(Data records)
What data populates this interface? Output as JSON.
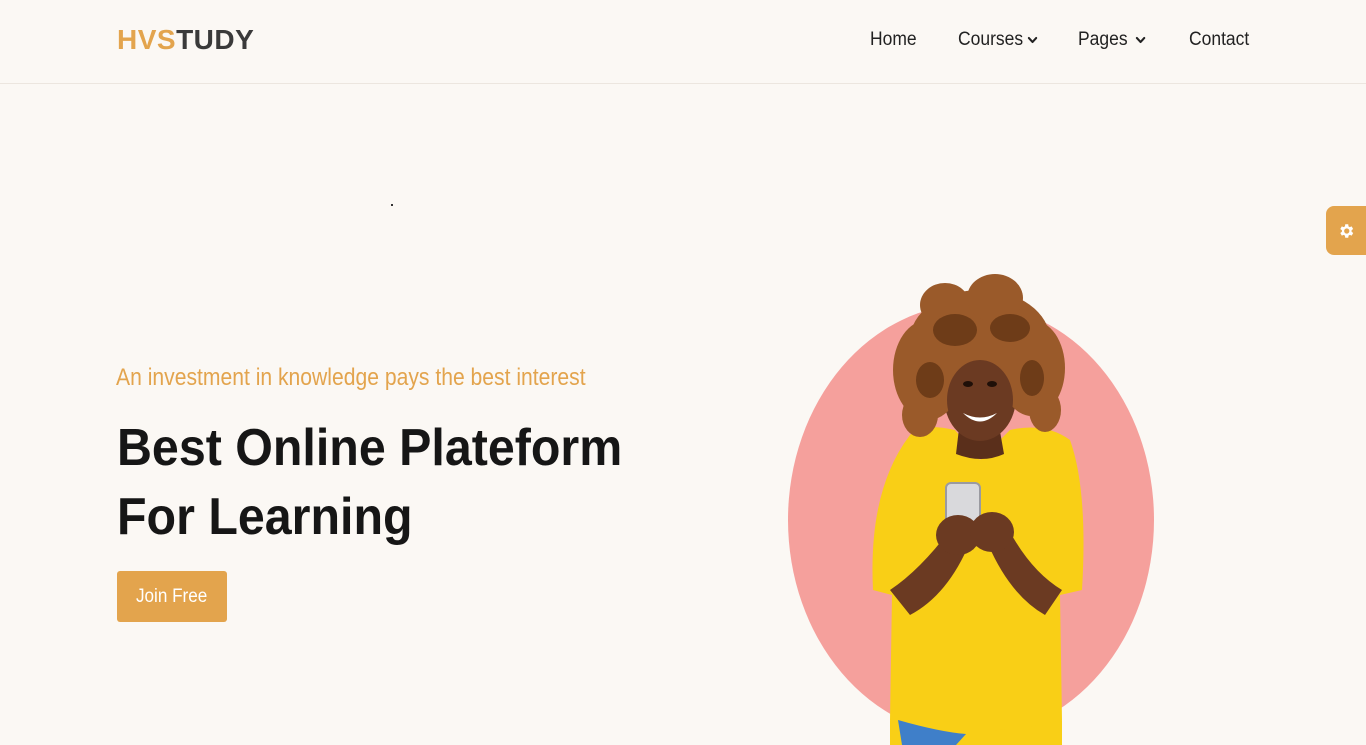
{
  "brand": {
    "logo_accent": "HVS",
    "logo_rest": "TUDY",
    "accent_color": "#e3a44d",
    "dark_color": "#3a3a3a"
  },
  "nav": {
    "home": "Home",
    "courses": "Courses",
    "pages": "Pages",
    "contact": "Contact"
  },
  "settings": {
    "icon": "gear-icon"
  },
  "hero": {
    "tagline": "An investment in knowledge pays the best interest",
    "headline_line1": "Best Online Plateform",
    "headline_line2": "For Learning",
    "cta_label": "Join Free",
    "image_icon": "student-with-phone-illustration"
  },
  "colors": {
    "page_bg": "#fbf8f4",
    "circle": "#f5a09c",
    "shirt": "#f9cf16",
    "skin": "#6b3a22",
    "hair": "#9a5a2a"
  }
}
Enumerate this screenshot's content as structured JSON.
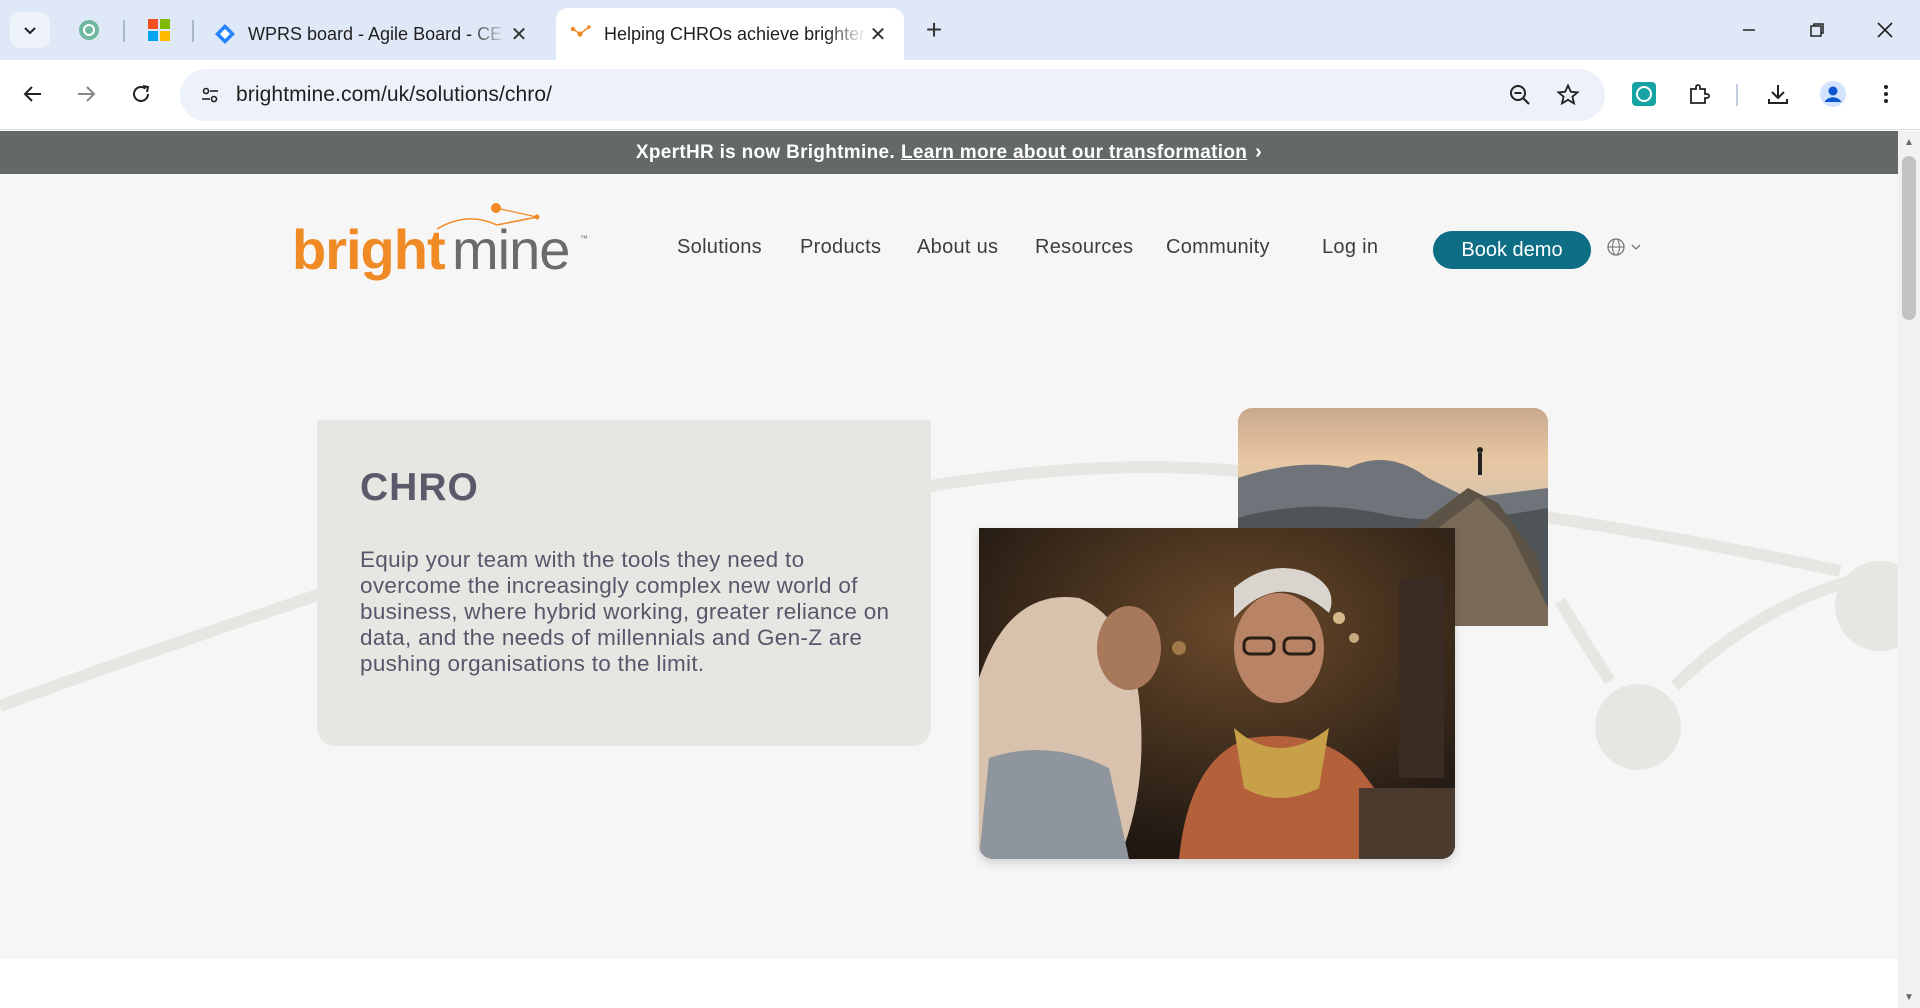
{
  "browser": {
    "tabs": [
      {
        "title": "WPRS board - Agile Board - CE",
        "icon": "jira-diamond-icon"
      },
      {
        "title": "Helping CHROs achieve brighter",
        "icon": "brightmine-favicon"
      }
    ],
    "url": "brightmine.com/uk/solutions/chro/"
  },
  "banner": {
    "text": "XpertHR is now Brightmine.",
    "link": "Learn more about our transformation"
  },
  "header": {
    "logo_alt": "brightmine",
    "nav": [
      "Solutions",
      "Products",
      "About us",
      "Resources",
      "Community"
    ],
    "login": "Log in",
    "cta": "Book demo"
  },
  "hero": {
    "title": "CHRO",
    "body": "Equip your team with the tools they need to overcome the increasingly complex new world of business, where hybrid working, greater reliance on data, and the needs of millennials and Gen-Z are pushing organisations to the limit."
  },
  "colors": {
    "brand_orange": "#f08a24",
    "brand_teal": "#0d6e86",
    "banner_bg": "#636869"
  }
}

» Given request: From the line that contains "Enumerate this screenshot's" to the end of the material above, output every line exactly, both ends included, but leave out any pictures.

» Output below:
Enumerate this screenshot's content as structured JSON.
{
  "browser": {
    "tabs": [
      {
        "title": "WPRS board - Agile Board - CE",
        "icon": "jira-diamond-icon"
      },
      {
        "title": "Helping CHROs achieve brighter",
        "icon": "brightmine-favicon"
      }
    ],
    "url": "brightmine.com/uk/solutions/chro/"
  },
  "banner": {
    "text": "XpertHR is now Brightmine.",
    "link": "Learn more about our transformation"
  },
  "header": {
    "logo_alt": "brightmine",
    "nav": [
      "Solutions",
      "Products",
      "About us",
      "Resources",
      "Community"
    ],
    "login": "Log in",
    "cta": "Book demo"
  },
  "hero": {
    "title": "CHRO",
    "body": "Equip your team with the tools they need to overcome the increasingly complex new world of business, where hybrid working, greater reliance on data, and the needs of millennials and Gen-Z are pushing organisations to the limit."
  },
  "colors": {
    "brand_orange": "#f08a24",
    "brand_teal": "#0d6e86",
    "banner_bg": "#636869"
  }
}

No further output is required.